> **Written request**: How many lines in the records below contain the word "Last"? Give only the number.

> **Information supplied**:
__________

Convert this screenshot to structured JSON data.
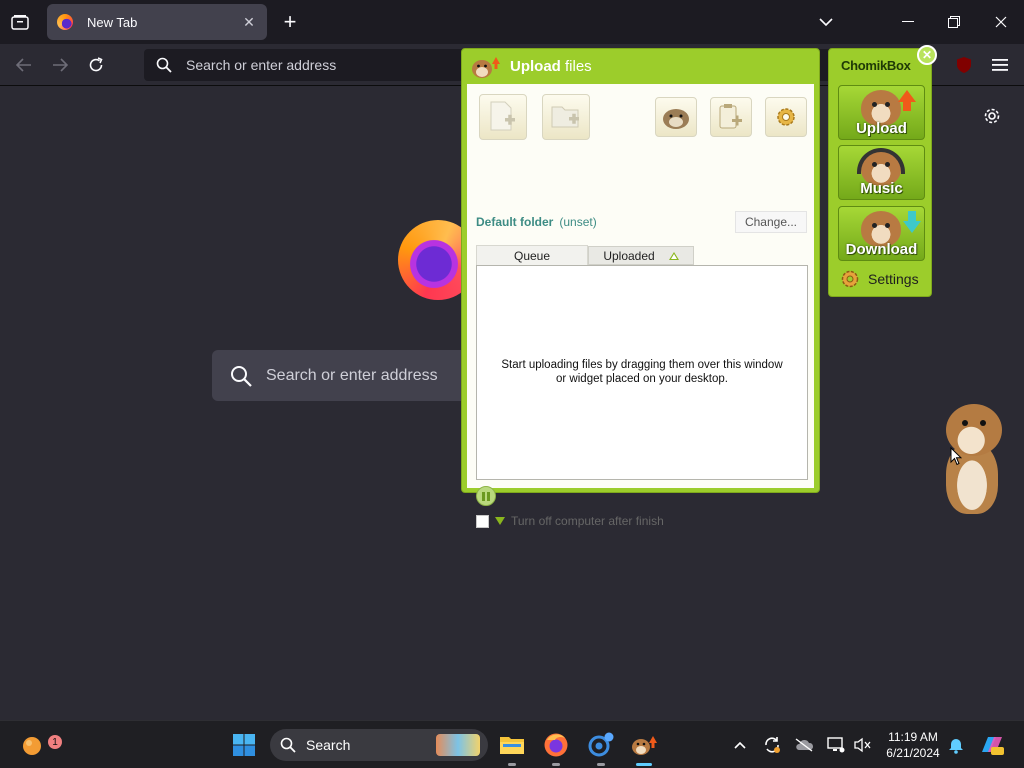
{
  "browser": {
    "tab_title": "New Tab",
    "urlbar_placeholder": "Search or enter address",
    "page_search_placeholder": "Search or enter address"
  },
  "upload_window": {
    "title_bold": "Upload",
    "title_rest": " files",
    "default_folder_label": "Default folder",
    "default_folder_value": "(unset)",
    "change_button": "Change...",
    "tabs": {
      "queue": "Queue",
      "uploaded": "Uploaded"
    },
    "empty_message": "Start uploading files by dragging them over this window or widget placed on your desktop.",
    "turn_off_label": "Turn off computer after finish"
  },
  "chomikbox_widget": {
    "title": "ChomikBox",
    "buttons": {
      "upload": "Upload",
      "music": "Music",
      "download": "Download"
    },
    "settings": "Settings"
  },
  "taskbar": {
    "search_label": "Search",
    "widgets_badge": "1",
    "time": "11:19 AM",
    "date": "6/21/2024"
  },
  "colors": {
    "chomik_green": "#9ccd2b",
    "browser_bg": "#2b2a33",
    "taskbar_bg": "#1f1f23",
    "accent_blue": "#60cdff"
  }
}
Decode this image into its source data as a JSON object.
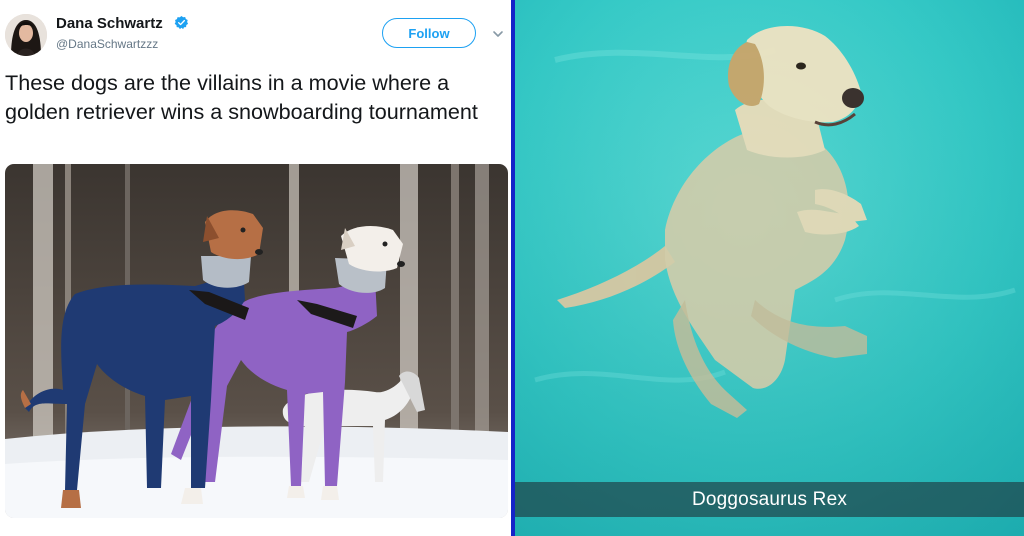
{
  "tweet": {
    "user_name": "Dana Schwartz",
    "user_handle": "@DanaSchwartzzz",
    "follow_label": "Follow",
    "text": "These dogs are the villains in a movie where a golden retriever wins a snowboarding tournament",
    "verified_icon": "verified-badge-icon",
    "menu_icon": "chevron-down-icon",
    "colors": {
      "accent": "#1da1f2",
      "text": "#14171a",
      "secondary": "#657786"
    }
  },
  "snap": {
    "caption": "Doggosaurus Rex"
  }
}
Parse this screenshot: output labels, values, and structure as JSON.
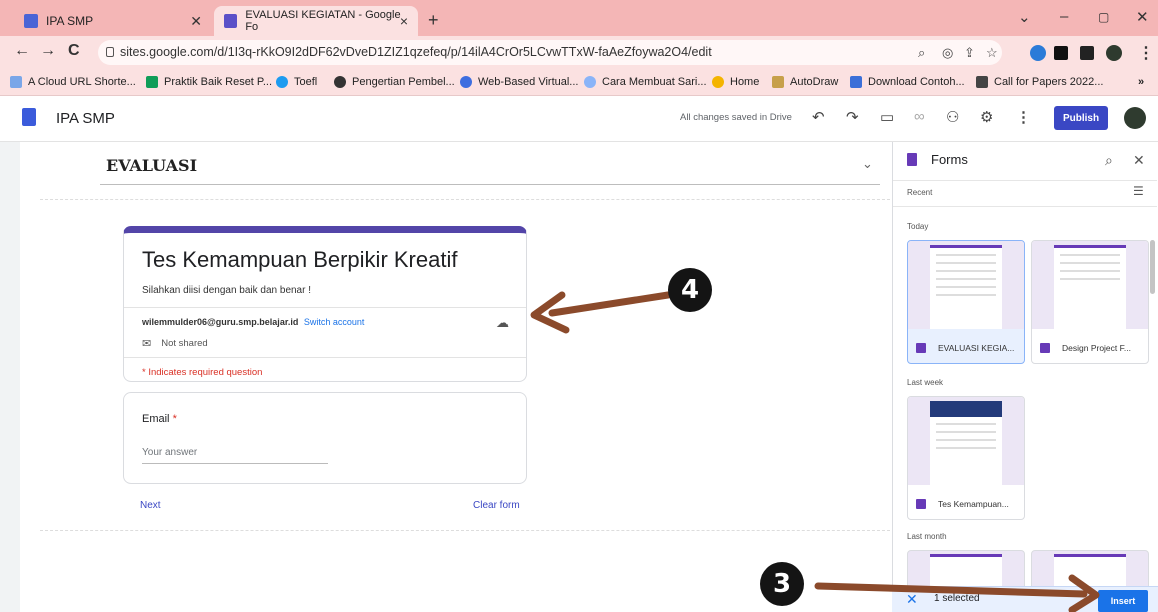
{
  "browser": {
    "tabs": [
      {
        "title": "IPA SMP",
        "close": ""
      },
      {
        "title": "EVALUASI KEGIATAN - Google Fo",
        "close": "×"
      }
    ],
    "new_tab": "+",
    "window_controls": [
      "⌄",
      "–",
      "▢",
      "✕"
    ],
    "url": "sites.google.com/d/1I3q-rKkO9I2dDF62vDveD1ZIZ1qzefeq/p/14ilA4CrOr5LCvwTTxW-faAeZfoywa2O4/edit",
    "bookmarks": [
      "A Cloud URL Shorte...",
      "Praktik Baik Reset P...",
      "Toefl",
      "Pengertian Pembel...",
      "Web-Based Virtual...",
      "Cara Membuat Sari...",
      "Home",
      "AutoDraw",
      "Download Contoh...",
      "Call for Papers 2022..."
    ],
    "bookmarks_more": "»"
  },
  "sites": {
    "app_name": "IPA SMP",
    "saved_status": "All changes saved in Drive",
    "publish_label": "Publish"
  },
  "page": {
    "section_title": "EVALUASI"
  },
  "form": {
    "title": "Tes Kemampuan Berpikir Kreatif",
    "description": "Silahkan diisi dengan baik dan benar !",
    "account_email": "wilemmulder06@guru.smp.belajar.id",
    "switch_account": "Switch account",
    "not_shared": "Not shared",
    "required_note": "* Indicates required question",
    "question_label": "Email",
    "required_star": "*",
    "answer_placeholder": "Your answer",
    "next_label": "Next",
    "clear_label": "Clear form"
  },
  "forms_panel": {
    "title": "Forms",
    "recent_label": "Recent",
    "groups": {
      "today": "Today",
      "last_week": "Last week",
      "last_month": "Last month"
    },
    "tiles": [
      {
        "label": "EVALUASI KEGIA..."
      },
      {
        "label": "Design Project F..."
      },
      {
        "label": "Tes Kemampuan..."
      }
    ],
    "selection_count": "1 selected",
    "insert_label": "Insert"
  },
  "annotations": {
    "step_insert": "3",
    "step_form": "4"
  },
  "colors": {
    "tab_strip": "#f4b6b6",
    "publish_button": "#3a47c4",
    "form_accent": "#5345a8",
    "insert_button": "#1a73e8",
    "annotation_arrow": "#8b4a2b"
  }
}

__________

> **Complete response**: 2